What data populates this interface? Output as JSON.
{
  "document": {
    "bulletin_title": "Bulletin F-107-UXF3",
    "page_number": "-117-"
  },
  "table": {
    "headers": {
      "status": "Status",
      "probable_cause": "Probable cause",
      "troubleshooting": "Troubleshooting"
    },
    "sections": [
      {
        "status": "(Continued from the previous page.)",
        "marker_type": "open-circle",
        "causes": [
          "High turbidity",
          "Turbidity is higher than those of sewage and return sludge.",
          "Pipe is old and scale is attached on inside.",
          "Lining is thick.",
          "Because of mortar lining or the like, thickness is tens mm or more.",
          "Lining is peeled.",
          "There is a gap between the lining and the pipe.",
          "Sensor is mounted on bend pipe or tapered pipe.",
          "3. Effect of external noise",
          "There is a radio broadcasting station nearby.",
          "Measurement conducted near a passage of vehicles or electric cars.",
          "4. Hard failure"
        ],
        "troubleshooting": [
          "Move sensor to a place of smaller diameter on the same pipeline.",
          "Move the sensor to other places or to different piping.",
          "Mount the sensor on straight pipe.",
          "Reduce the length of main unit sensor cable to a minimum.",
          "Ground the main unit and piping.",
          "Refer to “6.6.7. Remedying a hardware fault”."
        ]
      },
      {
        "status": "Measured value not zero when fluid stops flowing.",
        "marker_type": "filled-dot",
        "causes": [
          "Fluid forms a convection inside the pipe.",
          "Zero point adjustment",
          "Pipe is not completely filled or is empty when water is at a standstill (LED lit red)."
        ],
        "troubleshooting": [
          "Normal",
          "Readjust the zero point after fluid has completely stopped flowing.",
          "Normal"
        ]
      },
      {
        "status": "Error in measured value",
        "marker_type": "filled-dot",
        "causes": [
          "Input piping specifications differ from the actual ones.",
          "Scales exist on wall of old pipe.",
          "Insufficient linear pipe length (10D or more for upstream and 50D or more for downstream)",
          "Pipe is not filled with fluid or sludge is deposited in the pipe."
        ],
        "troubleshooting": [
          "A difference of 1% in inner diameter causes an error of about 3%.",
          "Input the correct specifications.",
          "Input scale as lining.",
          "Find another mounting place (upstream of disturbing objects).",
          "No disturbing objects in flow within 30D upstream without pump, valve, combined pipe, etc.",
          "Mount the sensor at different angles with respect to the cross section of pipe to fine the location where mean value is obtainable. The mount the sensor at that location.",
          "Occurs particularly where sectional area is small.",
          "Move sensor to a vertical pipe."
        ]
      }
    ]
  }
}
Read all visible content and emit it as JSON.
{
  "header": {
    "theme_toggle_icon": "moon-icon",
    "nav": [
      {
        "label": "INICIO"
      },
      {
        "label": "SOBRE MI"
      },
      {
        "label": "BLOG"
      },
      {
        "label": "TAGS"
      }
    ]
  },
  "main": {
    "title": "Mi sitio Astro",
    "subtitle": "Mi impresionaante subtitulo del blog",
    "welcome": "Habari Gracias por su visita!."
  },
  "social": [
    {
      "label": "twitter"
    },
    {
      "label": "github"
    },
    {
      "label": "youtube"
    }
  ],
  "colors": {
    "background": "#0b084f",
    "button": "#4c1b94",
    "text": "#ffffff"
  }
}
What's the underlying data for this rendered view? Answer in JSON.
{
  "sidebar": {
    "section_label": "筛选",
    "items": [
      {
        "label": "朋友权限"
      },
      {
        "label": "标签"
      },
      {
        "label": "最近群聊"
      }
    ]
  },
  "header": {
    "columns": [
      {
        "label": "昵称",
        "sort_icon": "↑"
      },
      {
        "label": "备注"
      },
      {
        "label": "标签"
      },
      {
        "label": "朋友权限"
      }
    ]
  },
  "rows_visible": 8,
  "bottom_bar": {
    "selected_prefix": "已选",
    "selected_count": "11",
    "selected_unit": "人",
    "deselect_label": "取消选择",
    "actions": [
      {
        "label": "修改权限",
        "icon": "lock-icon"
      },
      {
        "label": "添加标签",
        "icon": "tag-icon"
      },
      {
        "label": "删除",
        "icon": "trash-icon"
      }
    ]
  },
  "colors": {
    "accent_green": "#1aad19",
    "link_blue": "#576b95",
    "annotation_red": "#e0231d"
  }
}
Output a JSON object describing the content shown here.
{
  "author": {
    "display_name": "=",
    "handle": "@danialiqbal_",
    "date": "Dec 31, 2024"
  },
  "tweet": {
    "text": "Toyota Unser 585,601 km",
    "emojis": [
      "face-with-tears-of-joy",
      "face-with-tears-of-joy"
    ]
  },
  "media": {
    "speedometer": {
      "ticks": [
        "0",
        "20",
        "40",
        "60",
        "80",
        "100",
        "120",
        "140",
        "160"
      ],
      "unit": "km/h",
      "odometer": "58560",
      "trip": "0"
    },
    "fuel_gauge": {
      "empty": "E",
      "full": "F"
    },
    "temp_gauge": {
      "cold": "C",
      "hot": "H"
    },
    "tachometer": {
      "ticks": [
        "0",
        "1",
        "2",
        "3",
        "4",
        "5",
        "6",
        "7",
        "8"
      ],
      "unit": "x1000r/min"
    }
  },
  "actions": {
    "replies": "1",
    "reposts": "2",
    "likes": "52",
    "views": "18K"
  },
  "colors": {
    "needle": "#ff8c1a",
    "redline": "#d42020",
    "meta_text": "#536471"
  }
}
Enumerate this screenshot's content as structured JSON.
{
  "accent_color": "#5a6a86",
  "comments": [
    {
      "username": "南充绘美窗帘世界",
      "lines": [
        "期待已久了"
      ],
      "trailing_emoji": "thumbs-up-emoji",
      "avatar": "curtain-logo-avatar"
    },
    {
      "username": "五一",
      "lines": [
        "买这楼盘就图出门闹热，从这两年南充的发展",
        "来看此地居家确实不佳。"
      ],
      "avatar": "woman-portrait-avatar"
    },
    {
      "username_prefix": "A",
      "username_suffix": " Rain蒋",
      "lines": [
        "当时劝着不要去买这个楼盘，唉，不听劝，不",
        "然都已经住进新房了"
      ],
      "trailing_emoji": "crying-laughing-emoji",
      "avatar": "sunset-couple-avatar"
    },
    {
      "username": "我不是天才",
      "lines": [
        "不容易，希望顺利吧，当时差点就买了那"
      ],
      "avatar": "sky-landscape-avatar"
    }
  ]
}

++++++++

Copy out each record from above, exactly.

◆ **Output of the task**
What data populates this interface? Output as JSON.
{
  "document": {
    "bulletin_title": "Bulletin F-107-UXF3",
    "page_number": "-117-"
  },
  "table": {
    "headers": {
      "status": "Status",
      "probable_cause": "Probable cause",
      "troubleshooting": "Troubleshooting"
    },
    "sections": [
      {
        "status": "(Continued from the previous page.)",
        "marker_type": "open-circle",
        "causes": [
          "High turbidity",
          "Turbidity is higher than those of sewage and return sludge.",
          "Pipe is old and scale is attached on inside.",
          "Lining is thick.",
          "Because of mortar lining or the like, thickness is tens mm or more.",
          "Lining is peeled.",
          "There is a gap between the lining and the pipe.",
          "Sensor is mounted on bend pipe or tapered pipe.",
          "3. Effect of external noise",
          "There is a radio broadcasting station nearby.",
          "Measurement conducted near a passage of vehicles or electric cars.",
          "4. Hard failure"
        ],
        "troubleshooting": [
          "Move sensor to a place of smaller diameter on the same pipeline.",
          "Move the sensor to other places or to different piping.",
          "Mount the sensor on straight pipe.",
          "Reduce the length of main unit sensor cable to a minimum.",
          "Ground the main unit and piping.",
          "Refer to “6.6.7. Remedying a hardware fault”."
        ]
      },
      {
        "status": "Measured value not zero when fluid stops flowing.",
        "marker_type": "filled-dot",
        "causes": [
          "Fluid forms a convection inside the pipe.",
          "Zero point adjustment",
          "Pipe is not completely filled or is empty when water is at a standstill (LED lit red)."
        ],
        "troubleshooting": [
          "Normal",
          "Readjust the zero point after fluid has completely stopped flowing.",
          "Normal"
        ]
      },
      {
        "status": "Error in measured value",
        "marker_type": "filled-dot",
        "causes": [
          "Input piping specifications differ from the actual ones.",
          "Scales exist on wall of old pipe.",
          "Insufficient linear pipe length (10D or more for upstream and 50D or more for downstream)",
          "Pipe is not filled with fluid or sludge is deposited in the pipe."
        ],
        "troubleshooting": [
          "A difference of 1% in inner diameter causes an error of about 3%.",
          "Input the correct specifications.",
          "Input scale as lining.",
          "Find another mounting place (upstream of disturbing objects).",
          "No disturbing objects in flow within 30D upstream without pump, valve, combined pipe, etc.",
          "Mount the sensor at different angles with respect to the cross section of pipe to fine the location where mean value is obtainable. The mount the sensor at that location.",
          "Occurs particularly where sectional area is small.",
          "Move sensor to a vertical pipe."
        ]
      }
    ]
  }
}
Read all visible content and emit it as JSON.
{
  "header": {
    "theme_toggle_icon": "moon-icon",
    "nav": [
      {
        "label": "INICIO"
      },
      {
        "label": "SOBRE MI"
      },
      {
        "label": "BLOG"
      },
      {
        "label": "TAGS"
      }
    ]
  },
  "main": {
    "title": "Mi sitio Astro",
    "subtitle": "Mi impresionaante subtitulo del blog",
    "welcome": "Habari Gracias por su visita!."
  },
  "social": [
    {
      "label": "twitter"
    },
    {
      "label": "github"
    },
    {
      "label": "youtube"
    }
  ],
  "colors": {
    "background": "#0b084f",
    "button": "#4c1b94",
    "text": "#ffffff"
  }
}
What's the underlying data for this rendered view? Answer in JSON.
{
  "sidebar": {
    "section_label": "筛选",
    "items": [
      {
        "label": "朋友权限"
      },
      {
        "label": "标签"
      },
      {
        "label": "最近群聊"
      }
    ]
  },
  "header": {
    "columns": [
      {
        "label": "昵称",
        "sort_icon": "↑"
      },
      {
        "label": "备注"
      },
      {
        "label": "标签"
      },
      {
        "label": "朋友权限"
      }
    ]
  },
  "rows_visible": 8,
  "bottom_bar": {
    "selected_prefix": "已选",
    "selected_count": "11",
    "selected_unit": "人",
    "deselect_label": "取消选择",
    "actions": [
      {
        "label": "修改权限",
        "icon": "lock-icon"
      },
      {
        "label": "添加标签",
        "icon": "tag-icon"
      },
      {
        "label": "删除",
        "icon": "trash-icon"
      }
    ]
  },
  "colors": {
    "accent_green": "#1aad19",
    "link_blue": "#576b95",
    "annotation_red": "#e0231d"
  }
}
Output a JSON object describing the content shown here.
{
  "author": {
    "display_name": "=",
    "handle": "@danialiqbal_",
    "date": "Dec 31, 2024"
  },
  "tweet": {
    "text": "Toyota Unser 585,601 km",
    "emojis": [
      "face-with-tears-of-joy",
      "face-with-tears-of-joy"
    ]
  },
  "media": {
    "speedometer": {
      "ticks": [
        "0",
        "20",
        "40",
        "60",
        "80",
        "100",
        "120",
        "140",
        "160"
      ],
      "unit": "km/h",
      "odometer": "58560",
      "trip": "0"
    },
    "fuel_gauge": {
      "empty": "E",
      "full": "F"
    },
    "temp_gauge": {
      "cold": "C",
      "hot": "H"
    },
    "tachometer": {
      "ticks": [
        "0",
        "1",
        "2",
        "3",
        "4",
        "5",
        "6",
        "7",
        "8"
      ],
      "unit": "x1000r/min"
    }
  },
  "actions": {
    "replies": "1",
    "reposts": "2",
    "likes": "52",
    "views": "18K"
  },
  "colors": {
    "needle": "#ff8c1a",
    "redline": "#d42020",
    "meta_text": "#536471"
  }
}
Enumerate this screenshot's content as structured JSON.
{
  "accent_color": "#5a6a86",
  "comments": [
    {
      "username": "南充绘美窗帘世界",
      "lines": [
        "期待已久了"
      ],
      "trailing_emoji": "thumbs-up-emoji",
      "avatar": "curtain-logo-avatar"
    },
    {
      "username": "五一",
      "lines": [
        "买这楼盘就图出门闹热，从这两年南充的发展",
        "来看此地居家确实不佳。"
      ],
      "avatar": "woman-portrait-avatar"
    },
    {
      "username_prefix": "A",
      "username_suffix": " Rain蒋",
      "lines": [
        "当时劝着不要去买这个楼盘，唉，不听劝，不",
        "然都已经住进新房了"
      ],
      "trailing_emoji": "crying-laughing-emoji",
      "avatar": "sunset-couple-avatar"
    },
    {
      "username": "我不是天才",
      "lines": [
        "不容易，希望顺利吧，当时差点就买了那"
      ],
      "avatar": "sky-landscape-avatar"
    }
  ]
}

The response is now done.